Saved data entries

::::

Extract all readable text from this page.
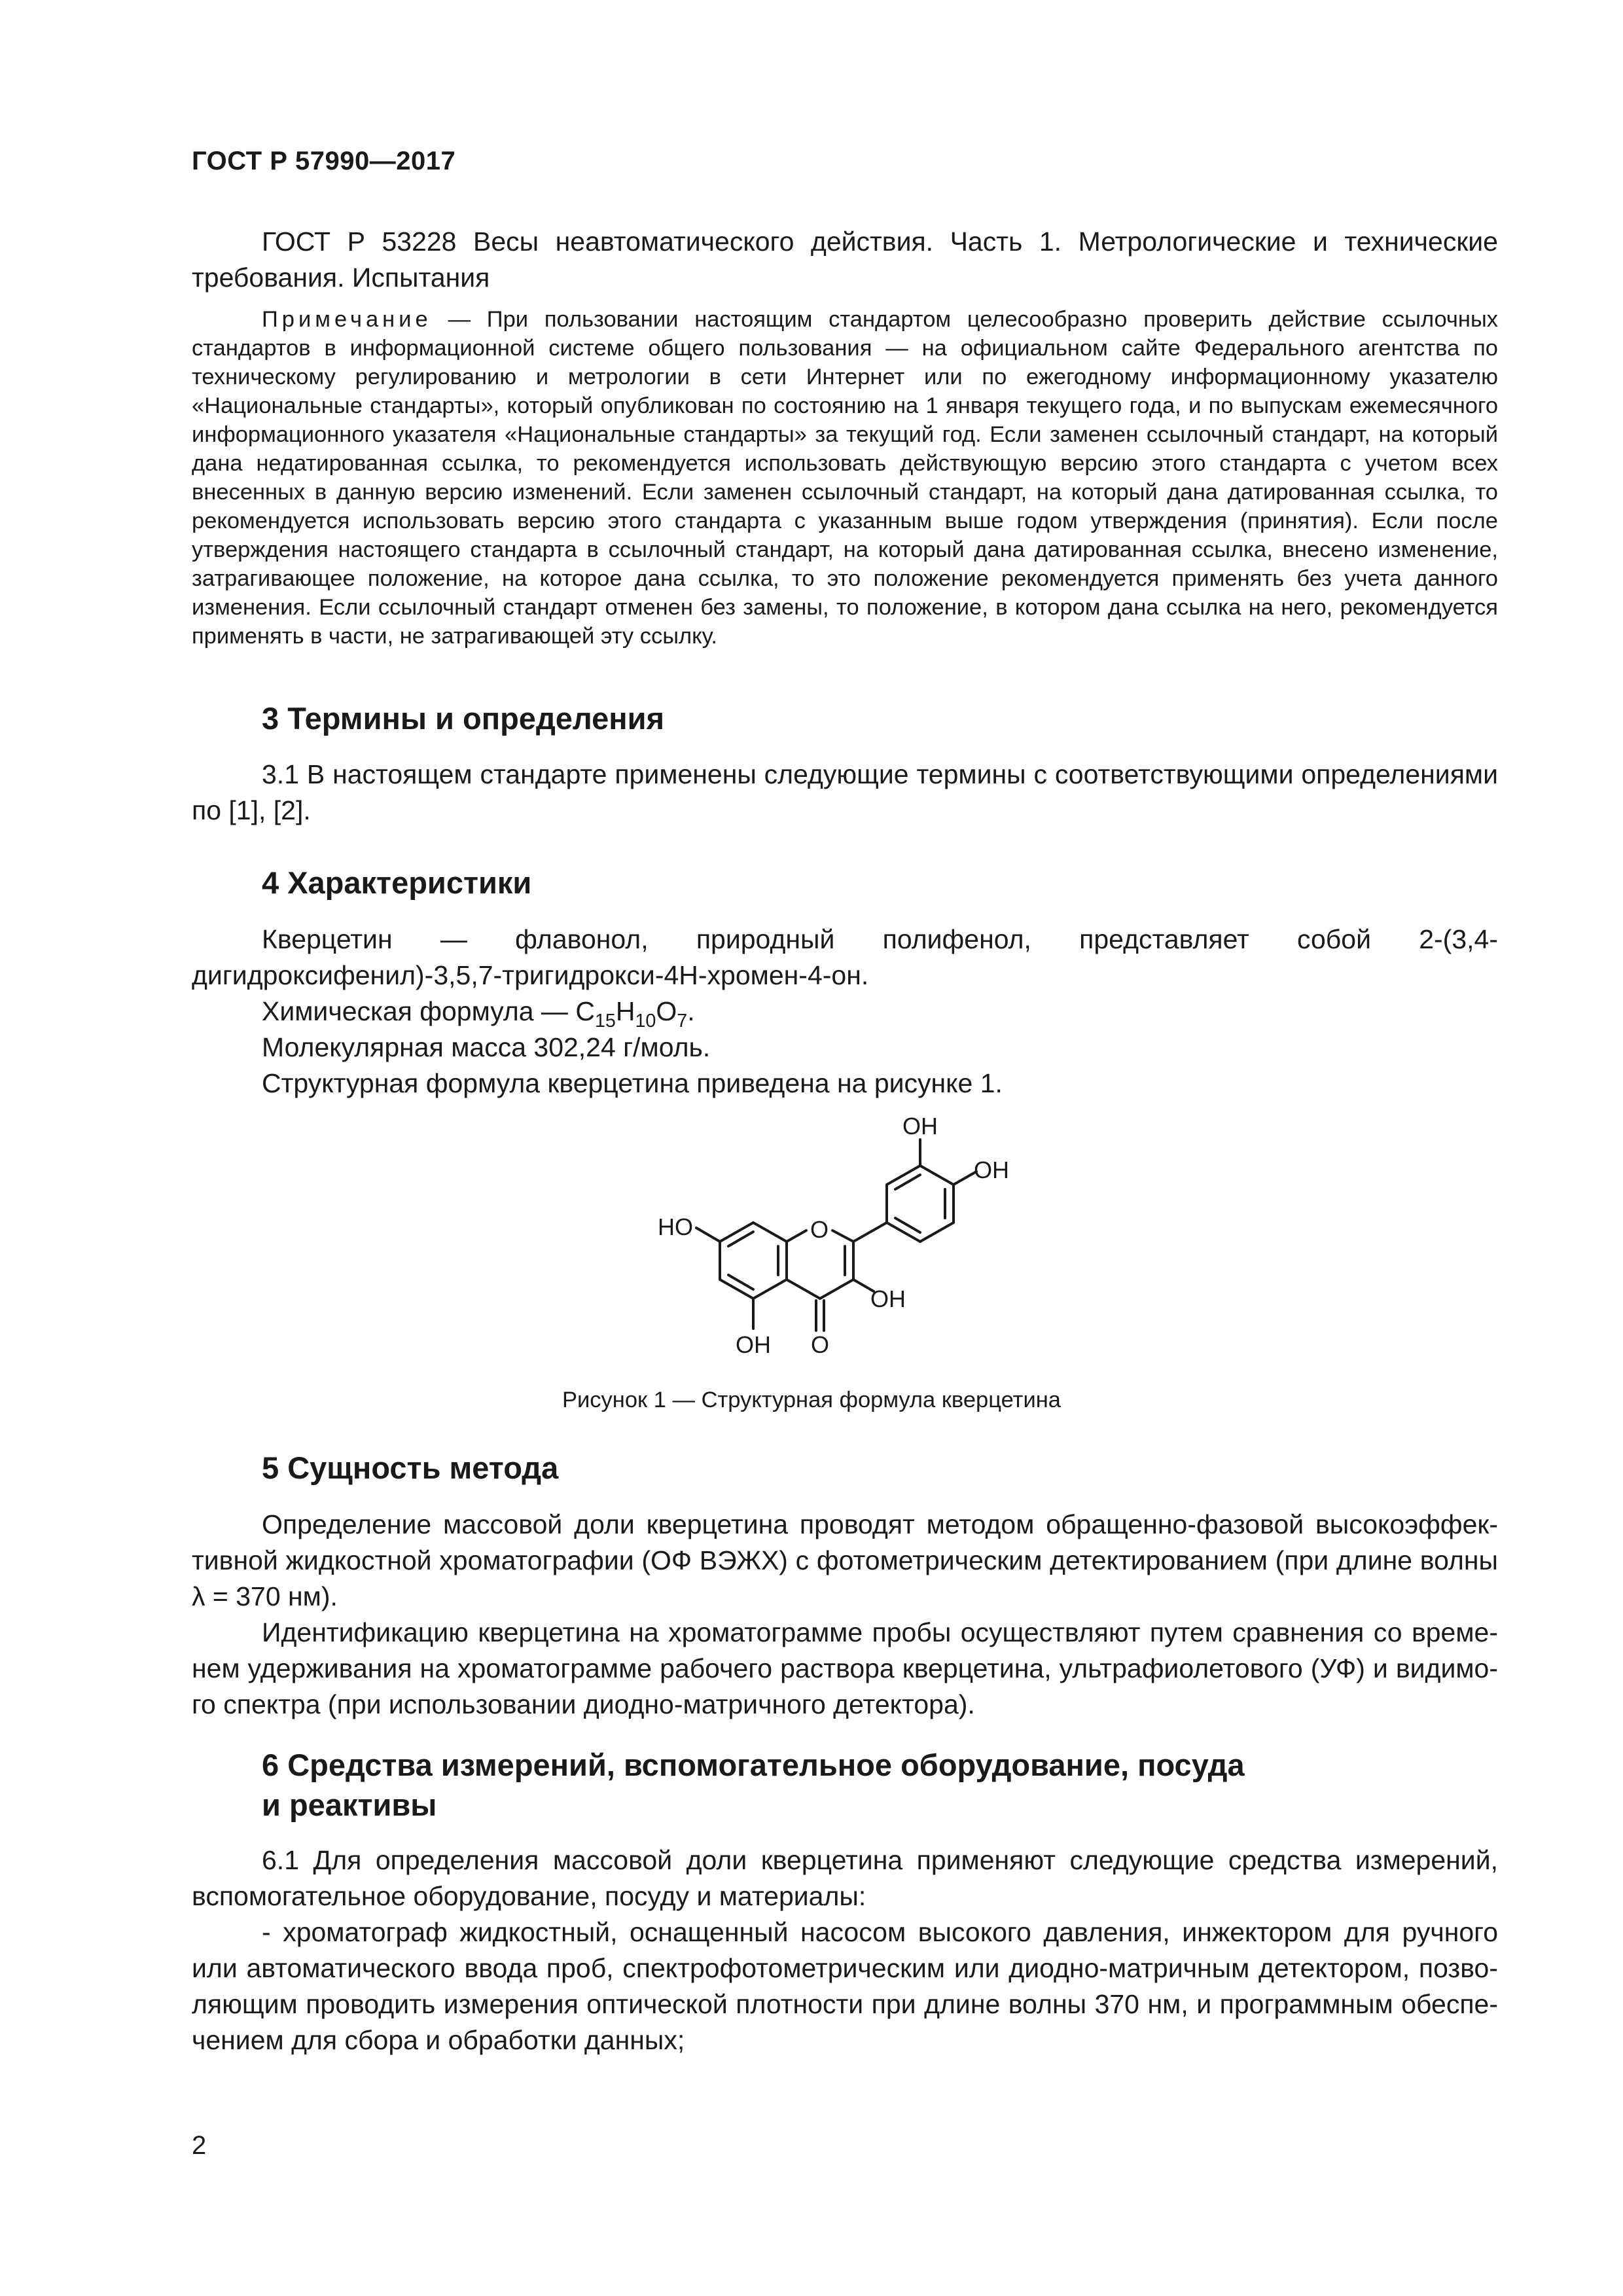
ГОСТ Р 57990—2017
ГОСТ Р 53228 Весы неавтоматического действия. Часть 1. Метрологические и технические требования. Испытания
Примечание — При пользовании настоящим стандартом целесообразно проверить действие ссылочных стандартов в информационной системе общего пользования — на официальном сайте Федерального агентства по техническому регулированию и метрологии в сети Интернет или по ежегодному информационному указателю «Национальные стандарты», который опубликован по состоянию на 1 января текущего года, и по выпускам ежемесячного информационного указателя «Национальные стандарты» за текущий год. Если заменен ссылочный стандарт, на который дана недатированная ссылка, то рекомендуется использовать действующую версию этого стандарта с учетом всех внесенных в данную версию изменений. Если заменен ссылочный стандарт, на который дана датированная ссылка, то рекомендуется использовать версию этого стандарта с указанным выше годом утверждения (принятия). Если после утверждения настоящего стандарта в ссылочный стандарт, на который дана датированная ссылка, внесено изменение, затрагивающее положение, на которое дана ссылка, то это положение рекомендуется применять без учета данного изменения. Если ссылочный стандарт отменен без замены, то положение, в котором дана ссылка на него, рекомендуется применять в части, не затрагивающей эту ссылку.
3 Термины и определения
3.1 В настоящем стандарте применены следующие термины с соответствующими определениями по [1], [2].
4 Характеристики
Кверцетин — флавонол, природный полифенол, представляет собой 2-(3,4-дигидроксифенил)-3,5,7-тригидрокси-4Н-хромен-4-он.
Химическая формула — $C_{15}H_{10}O_7$.
Молекулярная масса 302,24 г/моль.
Структурная формула кверцетина приведена на рисунке 1.
OH
OH
HO	O
OH
OH O
Рисунок 1 — Структурная формула кверцетина
5 Сущность метода
Определение массовой доли кверцетина проводят методом обращенно-фазовой высокоэффек-
тивной жидкостной хроматографии (ОФ ВЭЖХ) с фотометрическим детектированием (при длине волны
λ = 370 нм).
Идентификацию кверцетина на хроматограмме пробы осуществляют путем сравнения со време-
нем удерживания на хроматограмме рабочего раствора кверцетина, ультрафиолетового (УФ) и видимо-
го спектра (при использовании диодно-матричного детектора).
6 Средства измерений, вспомогательное оборудование, посуда
и реактивы
6.1 Для определения массовой доли кверцетина применяют следующие средства измерений,
вспомогательное оборудование, посуду и материалы:
- хроматограф жидкостный, оснащенный насосом высокого давления, инжектором для ручного
или автоматического ввода проб, спектрофотометрическим или диодно-матричным детектором, позво-
ляющим проводить измерения оптической плотности при длине волны 370 нм, и программным обеспе-
чением для сбора и обработки данных;
2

::::

EXERCISE:
Using the material above, gather every line that includes "формула".

RESULT:
Химическая формула — $C_{15}H_{10}O_7$.
Структурная формула кверцетина приведена на рисунке 1.
Рисунок 1 — Структурная формула кверцетина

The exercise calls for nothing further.